### The exercise
Among the entries, which lines carry the string "text"? Copy each of them.

── Provided data

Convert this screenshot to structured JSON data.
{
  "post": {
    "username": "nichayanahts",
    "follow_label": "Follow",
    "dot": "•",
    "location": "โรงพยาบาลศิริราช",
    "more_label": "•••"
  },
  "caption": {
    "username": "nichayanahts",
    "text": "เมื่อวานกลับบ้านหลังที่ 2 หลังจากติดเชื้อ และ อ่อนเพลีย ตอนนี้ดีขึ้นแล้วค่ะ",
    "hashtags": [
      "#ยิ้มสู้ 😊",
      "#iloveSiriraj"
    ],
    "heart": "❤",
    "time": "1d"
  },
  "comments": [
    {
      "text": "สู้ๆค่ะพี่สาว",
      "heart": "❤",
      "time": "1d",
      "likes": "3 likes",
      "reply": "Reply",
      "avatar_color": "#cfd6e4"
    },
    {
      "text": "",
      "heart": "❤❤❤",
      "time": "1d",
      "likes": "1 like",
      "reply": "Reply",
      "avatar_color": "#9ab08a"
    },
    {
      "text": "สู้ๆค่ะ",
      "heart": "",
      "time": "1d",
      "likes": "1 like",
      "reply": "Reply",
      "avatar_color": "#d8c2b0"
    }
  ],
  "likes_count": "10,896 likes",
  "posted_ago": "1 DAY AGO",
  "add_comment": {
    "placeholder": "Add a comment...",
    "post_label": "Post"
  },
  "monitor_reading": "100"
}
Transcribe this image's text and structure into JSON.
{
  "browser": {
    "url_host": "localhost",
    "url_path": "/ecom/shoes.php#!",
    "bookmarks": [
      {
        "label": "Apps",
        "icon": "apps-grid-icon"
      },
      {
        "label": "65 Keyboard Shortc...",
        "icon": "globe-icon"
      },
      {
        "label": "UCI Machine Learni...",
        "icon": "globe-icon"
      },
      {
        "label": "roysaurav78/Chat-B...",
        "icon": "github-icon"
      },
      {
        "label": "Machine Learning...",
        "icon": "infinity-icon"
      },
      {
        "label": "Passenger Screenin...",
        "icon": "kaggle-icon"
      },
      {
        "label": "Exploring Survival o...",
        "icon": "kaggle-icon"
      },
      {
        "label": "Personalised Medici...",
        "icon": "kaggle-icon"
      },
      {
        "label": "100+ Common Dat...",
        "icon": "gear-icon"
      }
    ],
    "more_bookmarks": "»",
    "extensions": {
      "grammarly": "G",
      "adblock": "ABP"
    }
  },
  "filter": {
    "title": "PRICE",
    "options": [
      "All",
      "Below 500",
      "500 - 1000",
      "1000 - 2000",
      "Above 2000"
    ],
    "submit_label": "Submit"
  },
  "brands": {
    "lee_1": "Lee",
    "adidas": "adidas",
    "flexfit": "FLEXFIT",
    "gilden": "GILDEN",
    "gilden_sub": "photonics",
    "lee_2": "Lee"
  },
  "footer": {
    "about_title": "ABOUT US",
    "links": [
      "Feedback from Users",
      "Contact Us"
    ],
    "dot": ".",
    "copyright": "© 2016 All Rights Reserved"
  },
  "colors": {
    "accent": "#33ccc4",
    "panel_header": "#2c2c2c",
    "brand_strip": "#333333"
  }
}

────

### The output
    "text": "เมื่อวานกลับบ้านหลังที่ 2 หลังจากติดเชื้อ และ อ่อนเพลีย ตอนนี้ดีขึ้นแล้วค่ะ",
      "text": "สู้ๆค่ะพี่สาว",
      "text": "",
      "text": "สู้ๆค่ะ",
Transcribe this image's text and structure into JSON.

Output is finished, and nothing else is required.